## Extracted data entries
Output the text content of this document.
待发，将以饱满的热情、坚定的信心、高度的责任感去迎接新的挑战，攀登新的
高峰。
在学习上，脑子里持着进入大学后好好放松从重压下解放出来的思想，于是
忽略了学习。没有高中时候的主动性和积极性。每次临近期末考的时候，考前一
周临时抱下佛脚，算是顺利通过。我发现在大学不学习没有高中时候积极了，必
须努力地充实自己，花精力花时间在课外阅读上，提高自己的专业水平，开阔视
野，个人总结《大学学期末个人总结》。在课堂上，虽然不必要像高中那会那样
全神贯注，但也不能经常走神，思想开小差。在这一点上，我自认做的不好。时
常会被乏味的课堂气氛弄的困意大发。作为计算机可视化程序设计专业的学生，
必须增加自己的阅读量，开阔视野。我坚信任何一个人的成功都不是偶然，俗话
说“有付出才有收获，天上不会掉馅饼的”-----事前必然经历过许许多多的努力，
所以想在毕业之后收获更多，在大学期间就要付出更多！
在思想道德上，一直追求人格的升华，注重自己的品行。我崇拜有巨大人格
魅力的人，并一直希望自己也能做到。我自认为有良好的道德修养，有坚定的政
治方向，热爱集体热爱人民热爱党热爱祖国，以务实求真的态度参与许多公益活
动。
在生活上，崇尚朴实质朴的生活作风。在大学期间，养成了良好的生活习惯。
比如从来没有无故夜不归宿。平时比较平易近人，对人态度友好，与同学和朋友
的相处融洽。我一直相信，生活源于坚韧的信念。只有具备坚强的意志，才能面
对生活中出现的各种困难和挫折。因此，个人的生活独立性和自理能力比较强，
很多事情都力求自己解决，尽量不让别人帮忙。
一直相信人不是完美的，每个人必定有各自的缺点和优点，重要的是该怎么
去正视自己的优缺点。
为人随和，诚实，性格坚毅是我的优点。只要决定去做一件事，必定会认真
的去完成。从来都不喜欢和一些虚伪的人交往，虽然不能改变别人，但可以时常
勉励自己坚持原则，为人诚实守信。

## Exercise task
Extract the listing in its entirety and repeat it exactly.

## Output of the task
Output the text content of this document.
待发，将以饱满的热情、坚定的信心、高度的责任感去迎接新的挑战，攀登新的
高峰。
在学习上，脑子里持着进入大学后好好放松从重压下解放出来的思想，于是
忽略了学习。没有高中时候的主动性和积极性。每次临近期末考的时候，考前一
周临时抱下佛脚，算是顺利通过。我发现在大学不学习没有高中时候积极了，必
须努力地充实自己，花精力花时间在课外阅读上，提高自己的专业水平，开阔视
野，个人总结《大学学期末个人总结》。在课堂上，虽然不必要像高中那会那样
全神贯注，但也不能经常走神，思想开小差。在这一点上，我自认做的不好。时
常会被乏味的课堂气氛弄的困意大发。作为计算机可视化程序设计专业的学生，
必须增加自己的阅读量，开阔视野。我坚信任何一个人的成功都不是偶然，俗话
说“有付出才有收获，天上不会掉馅饼的”-----事前必然经历过许许多多的努力，
所以想在毕业之后收获更多，在大学期间就要付出更多！
在思想道德上，一直追求人格的升华，注重自己的品行。我崇拜有巨大人格
魅力的人，并一直希望自己也能做到。我自认为有良好的道德修养，有坚定的政
治方向，热爱集体热爱人民热爱党热爱祖国，以务实求真的态度参与许多公益活
动。
在生活上，崇尚朴实质朴的生活作风。在大学期间，养成了良好的生活习惯。
比如从来没有无故夜不归宿。平时比较平易近人，对人态度友好，与同学和朋友
的相处融洽。我一直相信，生活源于坚韧的信念。只有具备坚强的意志，才能面
对生活中出现的各种困难和挫折。因此，个人的生活独立性和自理能力比较强，
很多事情都力求自己解决，尽量不让别人帮忙。
一直相信人不是完美的，每个人必定有各自的缺点和优点，重要的是该怎么
去正视自己的优缺点。
为人随和，诚实，性格坚毅是我的优点。只要决定去做一件事，必定会认真
的去完成。从来都不喜欢和一些虚伪的人交往，虽然不能改变别人，但可以时常
勉励自己坚持原则，为人诚实守信。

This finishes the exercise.